_What you will do_:
Wherever the word "title" appears in a line, copy that line.

━━ Data for processing ━━

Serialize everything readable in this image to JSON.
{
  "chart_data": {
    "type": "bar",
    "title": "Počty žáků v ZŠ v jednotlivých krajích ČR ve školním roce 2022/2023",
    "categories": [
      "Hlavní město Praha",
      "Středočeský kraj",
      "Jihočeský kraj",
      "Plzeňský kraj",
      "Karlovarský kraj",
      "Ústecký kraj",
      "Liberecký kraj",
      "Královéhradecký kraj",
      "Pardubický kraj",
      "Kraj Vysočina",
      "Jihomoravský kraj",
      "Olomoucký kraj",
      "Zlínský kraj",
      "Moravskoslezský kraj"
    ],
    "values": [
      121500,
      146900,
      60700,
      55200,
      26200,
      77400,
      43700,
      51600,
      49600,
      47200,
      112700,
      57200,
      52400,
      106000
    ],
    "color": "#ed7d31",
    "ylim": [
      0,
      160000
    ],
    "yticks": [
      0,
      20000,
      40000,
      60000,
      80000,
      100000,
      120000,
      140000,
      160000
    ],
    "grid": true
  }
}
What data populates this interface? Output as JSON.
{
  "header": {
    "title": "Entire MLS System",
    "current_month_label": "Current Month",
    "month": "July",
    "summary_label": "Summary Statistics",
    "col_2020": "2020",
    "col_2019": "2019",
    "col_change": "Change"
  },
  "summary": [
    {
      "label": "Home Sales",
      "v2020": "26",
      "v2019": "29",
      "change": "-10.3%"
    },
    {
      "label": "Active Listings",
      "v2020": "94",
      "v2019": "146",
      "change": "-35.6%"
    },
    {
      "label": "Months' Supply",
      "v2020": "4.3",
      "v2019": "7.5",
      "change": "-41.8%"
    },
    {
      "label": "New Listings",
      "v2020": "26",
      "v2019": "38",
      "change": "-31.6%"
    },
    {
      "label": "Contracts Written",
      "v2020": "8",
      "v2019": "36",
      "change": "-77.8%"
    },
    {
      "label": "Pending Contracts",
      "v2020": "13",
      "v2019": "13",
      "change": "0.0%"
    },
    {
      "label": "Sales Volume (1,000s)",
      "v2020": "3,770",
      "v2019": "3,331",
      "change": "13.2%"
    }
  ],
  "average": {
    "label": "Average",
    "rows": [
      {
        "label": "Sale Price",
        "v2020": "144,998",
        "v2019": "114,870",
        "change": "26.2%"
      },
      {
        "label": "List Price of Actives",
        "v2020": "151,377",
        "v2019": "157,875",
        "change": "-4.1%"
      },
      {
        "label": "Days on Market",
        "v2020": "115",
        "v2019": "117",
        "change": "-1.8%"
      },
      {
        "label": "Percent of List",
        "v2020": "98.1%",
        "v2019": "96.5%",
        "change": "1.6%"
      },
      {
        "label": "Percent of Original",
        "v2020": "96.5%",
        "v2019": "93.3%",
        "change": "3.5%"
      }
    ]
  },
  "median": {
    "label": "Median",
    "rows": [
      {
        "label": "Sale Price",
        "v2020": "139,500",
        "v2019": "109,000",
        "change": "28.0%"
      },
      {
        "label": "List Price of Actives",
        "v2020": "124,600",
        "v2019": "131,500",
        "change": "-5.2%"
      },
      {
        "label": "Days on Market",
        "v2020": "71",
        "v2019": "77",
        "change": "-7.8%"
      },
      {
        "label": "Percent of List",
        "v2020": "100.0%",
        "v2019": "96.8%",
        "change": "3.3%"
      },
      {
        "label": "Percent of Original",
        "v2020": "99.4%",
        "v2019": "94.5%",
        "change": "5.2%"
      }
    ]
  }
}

━━━

_The completed task_:
    "title": "Počty žáků v ZŠ v jednotlivých krajích ČR ve školním roce 2022/2023",
    "title": "Entire MLS System",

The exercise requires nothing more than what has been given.